**Extracted records:**
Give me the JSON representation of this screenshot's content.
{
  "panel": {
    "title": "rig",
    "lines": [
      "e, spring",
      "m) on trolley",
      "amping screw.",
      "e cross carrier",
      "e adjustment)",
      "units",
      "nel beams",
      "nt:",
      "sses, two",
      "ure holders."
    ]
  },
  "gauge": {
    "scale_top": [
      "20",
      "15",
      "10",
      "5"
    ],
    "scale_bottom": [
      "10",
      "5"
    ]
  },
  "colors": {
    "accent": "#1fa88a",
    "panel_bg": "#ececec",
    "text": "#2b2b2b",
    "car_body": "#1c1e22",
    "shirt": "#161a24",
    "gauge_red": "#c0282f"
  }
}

**EXERCISE REQUIREMENTS:** Transcribe all of the entries without altering anything.

**FULL SOLUTION:**
Give me the JSON representation of this screenshot's content.
{
  "panel": {
    "title": "rig",
    "lines": [
      "e, spring",
      "m) on trolley",
      "amping screw.",
      "e cross carrier",
      "e adjustment)",
      "units",
      "nel beams",
      "nt:",
      "sses, two",
      "ure holders."
    ]
  },
  "gauge": {
    "scale_top": [
      "20",
      "15",
      "10",
      "5"
    ],
    "scale_bottom": [
      "10",
      "5"
    ]
  },
  "colors": {
    "accent": "#1fa88a",
    "panel_bg": "#ececec",
    "text": "#2b2b2b",
    "car_body": "#1c1e22",
    "shirt": "#161a24",
    "gauge_red": "#c0282f"
  }
}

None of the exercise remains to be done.